__Document__.
_ _ _ _ _ _ _

BAFA EEW: funding for energy efficiency.
The EEW programme funds company investments that cut energy use, resource consumption, and greenhouse gas emissions. It pays a non-repayable grant of between roughly 10 and 60 percent, with up to EUR 20 million possible for a single project.
At a glance
- Investment grant administered by the Federal Office for Economic Affairs and Export Control (BAFA), under the Federal Ministry for Economic Affairs and Energy.
- Technology-open: funds machinery, plant, and software that improve energy and resource efficiency in industrial and commercial processes.
- Funding rate between about 10 and 60 percent depending on the module and company size, with SME bonuses; up to EUR 20 million grant per single project.
- Structured in several modules from single components to full transformation plans.
- Alternative route: instead of the BAFA grant, the same measures can be financed with a KfW loan with a repayment subsidy (KfW 295).
- The application must be filed before ordering or starting the measure. Early start forfeits the funding.
- Applications run online through the BAFA portal on the Förderzentrale Deutschland platform.
1. What is EEW?
The purpose of the programme and the kind of company it suits.
EEW is the central funding scheme for companies that want to optimise their energy and material flows. It is part of the federal climate strategy and is run by BAFA. It is open to all sectors but is most relevant for energy-intensive manufacturing, commercial businesses, and municipal facilities. The range is wide: from a small motor replacement to a multi-million plant modernisation. Important to note: building measures such as insulation, windows, or heating replacement are not funded here; EEW funds processes and plant, not the building envelope.
2. The modules
The thematic modules, so you can locate the measure you are planning.
The programme is organised in modules covering different kinds of measure:
- Cross-cutting technologies: purchase and installation of highly efficient electric motors, pumps, fans, and compressed-air generators that replace existing equipment.
- Process heat from renewables: switching process heat supply to renewable sources.
- Measurement, control, and energy management: sensors, control technology, and energy management software (the software must be on the official BAFA list of eligible software and integrated into an energy or environmental management system).
- Optimisation of plants and processes: technology-open, systemic measures to reduce energy, resources, and emissions. This is the broadest module and comes as a basis variant and a premium variant with a decarbonisation bonus.
- Transformation plans: support for drawing up a structured plan towards a climate-neutral production.
Separately from EEW, energy consulting for non-residential buildings runs under its own programme line.
3. Who can apply
The broad eligibility, which is one of the programme's strengths.
EEW is open to companies of all sizes and sectors with a business site in Germany, including SMEs and large companies, freelancers with a commercial activity, and municipal and church facilities. Small and medium-sized enterprises receive higher rates than large companies.

_ _ _ _ _ _ _

__Data entries__.
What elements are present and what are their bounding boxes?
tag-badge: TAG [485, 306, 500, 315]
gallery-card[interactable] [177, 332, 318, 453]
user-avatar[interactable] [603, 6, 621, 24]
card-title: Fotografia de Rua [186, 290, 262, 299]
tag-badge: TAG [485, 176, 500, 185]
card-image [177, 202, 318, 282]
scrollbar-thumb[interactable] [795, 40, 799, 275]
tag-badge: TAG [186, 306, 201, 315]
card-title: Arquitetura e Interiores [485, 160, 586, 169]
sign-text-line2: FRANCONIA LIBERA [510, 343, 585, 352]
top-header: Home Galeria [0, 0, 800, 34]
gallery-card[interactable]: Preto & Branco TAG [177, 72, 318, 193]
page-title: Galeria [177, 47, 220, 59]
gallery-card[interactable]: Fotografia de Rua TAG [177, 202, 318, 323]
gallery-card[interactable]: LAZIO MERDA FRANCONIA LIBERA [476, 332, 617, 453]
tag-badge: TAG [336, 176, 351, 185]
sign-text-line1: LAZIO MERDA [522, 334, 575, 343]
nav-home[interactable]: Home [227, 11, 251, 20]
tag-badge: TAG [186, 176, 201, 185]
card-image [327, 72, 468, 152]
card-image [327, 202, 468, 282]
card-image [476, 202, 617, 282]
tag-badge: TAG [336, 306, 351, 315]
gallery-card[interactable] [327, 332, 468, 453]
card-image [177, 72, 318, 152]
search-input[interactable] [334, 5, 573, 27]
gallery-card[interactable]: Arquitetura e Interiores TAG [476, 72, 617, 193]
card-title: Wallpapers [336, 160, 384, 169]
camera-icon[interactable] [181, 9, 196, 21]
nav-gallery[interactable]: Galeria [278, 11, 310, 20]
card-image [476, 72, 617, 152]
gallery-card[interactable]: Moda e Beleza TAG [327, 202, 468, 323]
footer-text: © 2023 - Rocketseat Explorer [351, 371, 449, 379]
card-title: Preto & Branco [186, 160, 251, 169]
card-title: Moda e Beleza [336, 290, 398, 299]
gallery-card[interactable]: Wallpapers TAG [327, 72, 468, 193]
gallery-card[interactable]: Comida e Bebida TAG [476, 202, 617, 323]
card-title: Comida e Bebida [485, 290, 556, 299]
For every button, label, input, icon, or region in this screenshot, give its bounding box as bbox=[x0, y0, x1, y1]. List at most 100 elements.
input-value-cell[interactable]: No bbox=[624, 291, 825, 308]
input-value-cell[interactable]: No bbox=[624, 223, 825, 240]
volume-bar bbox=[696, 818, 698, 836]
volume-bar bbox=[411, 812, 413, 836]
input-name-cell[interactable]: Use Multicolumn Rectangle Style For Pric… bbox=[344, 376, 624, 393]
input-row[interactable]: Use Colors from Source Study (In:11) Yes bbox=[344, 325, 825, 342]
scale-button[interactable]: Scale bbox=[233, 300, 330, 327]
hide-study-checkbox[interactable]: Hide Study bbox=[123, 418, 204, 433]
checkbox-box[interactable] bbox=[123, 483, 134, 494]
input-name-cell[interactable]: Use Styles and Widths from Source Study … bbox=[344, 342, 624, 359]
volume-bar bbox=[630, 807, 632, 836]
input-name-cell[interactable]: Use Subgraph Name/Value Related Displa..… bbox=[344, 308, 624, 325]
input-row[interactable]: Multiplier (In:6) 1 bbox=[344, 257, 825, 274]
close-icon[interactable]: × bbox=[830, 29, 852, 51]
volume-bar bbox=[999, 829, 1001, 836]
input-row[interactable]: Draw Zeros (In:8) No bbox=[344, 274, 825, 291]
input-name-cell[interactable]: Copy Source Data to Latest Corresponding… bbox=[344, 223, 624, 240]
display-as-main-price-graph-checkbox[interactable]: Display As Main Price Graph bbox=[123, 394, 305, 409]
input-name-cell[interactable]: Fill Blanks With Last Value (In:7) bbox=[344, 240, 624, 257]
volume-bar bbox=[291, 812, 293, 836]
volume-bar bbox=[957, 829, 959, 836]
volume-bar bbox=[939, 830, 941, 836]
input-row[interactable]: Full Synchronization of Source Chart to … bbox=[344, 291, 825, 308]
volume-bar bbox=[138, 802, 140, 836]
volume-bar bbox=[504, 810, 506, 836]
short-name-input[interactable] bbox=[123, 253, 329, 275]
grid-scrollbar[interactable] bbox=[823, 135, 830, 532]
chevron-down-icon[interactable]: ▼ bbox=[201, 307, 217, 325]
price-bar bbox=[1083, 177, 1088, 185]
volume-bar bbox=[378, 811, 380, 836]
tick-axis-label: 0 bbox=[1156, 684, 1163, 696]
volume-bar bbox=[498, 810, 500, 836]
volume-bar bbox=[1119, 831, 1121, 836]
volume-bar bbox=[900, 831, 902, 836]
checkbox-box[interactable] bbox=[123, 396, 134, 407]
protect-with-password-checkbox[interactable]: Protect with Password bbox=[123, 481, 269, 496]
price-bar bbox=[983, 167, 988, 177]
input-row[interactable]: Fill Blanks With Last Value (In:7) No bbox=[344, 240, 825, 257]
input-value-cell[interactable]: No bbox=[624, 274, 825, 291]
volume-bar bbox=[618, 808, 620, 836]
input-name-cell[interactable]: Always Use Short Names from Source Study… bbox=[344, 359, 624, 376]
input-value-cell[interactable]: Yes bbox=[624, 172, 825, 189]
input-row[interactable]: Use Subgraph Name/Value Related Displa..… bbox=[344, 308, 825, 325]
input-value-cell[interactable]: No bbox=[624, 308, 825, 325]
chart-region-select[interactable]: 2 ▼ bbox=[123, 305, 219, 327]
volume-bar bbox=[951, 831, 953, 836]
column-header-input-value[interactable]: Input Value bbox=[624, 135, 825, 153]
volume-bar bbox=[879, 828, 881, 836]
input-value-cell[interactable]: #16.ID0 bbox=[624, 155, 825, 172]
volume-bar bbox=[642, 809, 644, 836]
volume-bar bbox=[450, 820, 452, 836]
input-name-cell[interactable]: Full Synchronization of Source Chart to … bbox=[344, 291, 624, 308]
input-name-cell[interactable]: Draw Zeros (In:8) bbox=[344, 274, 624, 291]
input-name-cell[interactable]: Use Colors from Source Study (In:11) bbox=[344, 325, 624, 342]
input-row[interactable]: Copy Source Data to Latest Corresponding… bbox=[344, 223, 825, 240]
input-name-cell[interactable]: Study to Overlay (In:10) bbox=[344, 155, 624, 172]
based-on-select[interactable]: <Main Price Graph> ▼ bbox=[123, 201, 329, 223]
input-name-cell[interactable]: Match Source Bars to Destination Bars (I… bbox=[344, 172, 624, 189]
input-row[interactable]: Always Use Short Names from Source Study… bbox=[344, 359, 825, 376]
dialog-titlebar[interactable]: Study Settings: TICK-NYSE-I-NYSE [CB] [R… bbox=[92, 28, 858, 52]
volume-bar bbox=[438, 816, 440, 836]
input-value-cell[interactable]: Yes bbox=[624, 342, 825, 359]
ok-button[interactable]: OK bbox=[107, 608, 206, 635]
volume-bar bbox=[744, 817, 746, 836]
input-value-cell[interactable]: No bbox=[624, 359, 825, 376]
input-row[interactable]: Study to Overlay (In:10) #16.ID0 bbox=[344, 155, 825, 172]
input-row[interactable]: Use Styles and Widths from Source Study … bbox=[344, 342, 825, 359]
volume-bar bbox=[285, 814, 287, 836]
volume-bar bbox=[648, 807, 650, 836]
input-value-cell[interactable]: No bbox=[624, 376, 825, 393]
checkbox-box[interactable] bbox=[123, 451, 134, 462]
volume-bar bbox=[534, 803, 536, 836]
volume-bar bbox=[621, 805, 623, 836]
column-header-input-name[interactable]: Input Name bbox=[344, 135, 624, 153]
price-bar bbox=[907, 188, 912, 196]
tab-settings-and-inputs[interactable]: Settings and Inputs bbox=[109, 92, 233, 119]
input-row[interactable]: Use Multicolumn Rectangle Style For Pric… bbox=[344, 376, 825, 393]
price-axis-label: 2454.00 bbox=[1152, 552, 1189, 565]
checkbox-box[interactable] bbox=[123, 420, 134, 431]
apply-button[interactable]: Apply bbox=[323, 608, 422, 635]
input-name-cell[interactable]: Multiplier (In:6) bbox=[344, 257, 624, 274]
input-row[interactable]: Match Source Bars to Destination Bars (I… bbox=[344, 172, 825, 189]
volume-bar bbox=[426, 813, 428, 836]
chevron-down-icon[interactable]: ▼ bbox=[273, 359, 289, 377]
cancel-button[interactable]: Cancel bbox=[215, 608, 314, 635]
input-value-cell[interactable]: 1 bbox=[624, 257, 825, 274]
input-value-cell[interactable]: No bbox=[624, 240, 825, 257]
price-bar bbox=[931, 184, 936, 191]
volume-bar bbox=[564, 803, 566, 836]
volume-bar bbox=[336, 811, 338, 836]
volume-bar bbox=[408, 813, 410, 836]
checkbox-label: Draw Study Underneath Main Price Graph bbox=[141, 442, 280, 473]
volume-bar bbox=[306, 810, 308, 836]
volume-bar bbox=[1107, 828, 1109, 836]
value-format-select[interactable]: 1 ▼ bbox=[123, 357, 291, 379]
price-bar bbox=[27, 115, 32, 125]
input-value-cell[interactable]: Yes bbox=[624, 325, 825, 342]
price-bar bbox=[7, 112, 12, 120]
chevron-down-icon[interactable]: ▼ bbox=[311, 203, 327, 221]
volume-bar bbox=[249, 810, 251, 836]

_ _ _ _ _ _ _

__Tasks and exercises__.
A: Answer these questions from the EEW funding text:
(i) What is the largest grant possible for a single project?
(ii) Which federal office administers the grant?
(iii) Which building measures does EEW not fund?
B: Quote the records from their first line through the line holding "page-title: Galeria [177, 47, 220, 59]", inclusive.
The records are unrelated to the text about EEW funding.

__Answers to the exercise__.
A:
(i) Up to EUR 20 million.
(ii) The Federal Office for Economic Affairs and Export Control (BAFA).
(iii) Insulation, windows, and heating replacement.

B:
What elements are present and what are their bounding boxes?
tag-badge: TAG [485, 306, 500, 315]
gallery-card[interactable] [177, 332, 318, 453]
user-avatar[interactable] [603, 6, 621, 24]
card-title: Fotografia de Rua [186, 290, 262, 299]
tag-badge: TAG [485, 176, 500, 185]
card-image [177, 202, 318, 282]
scrollbar-thumb[interactable] [795, 40, 799, 275]
tag-badge: TAG [186, 306, 201, 315]
card-title: Arquitetura e Interiores [485, 160, 586, 169]
sign-text-line2: FRANCONIA LIBERA [510, 343, 585, 352]
top-header: Home Galeria [0, 0, 800, 34]
gallery-card[interactable]: Preto & Branco TAG [177, 72, 318, 193]
page-title: Galeria [177, 47, 220, 59]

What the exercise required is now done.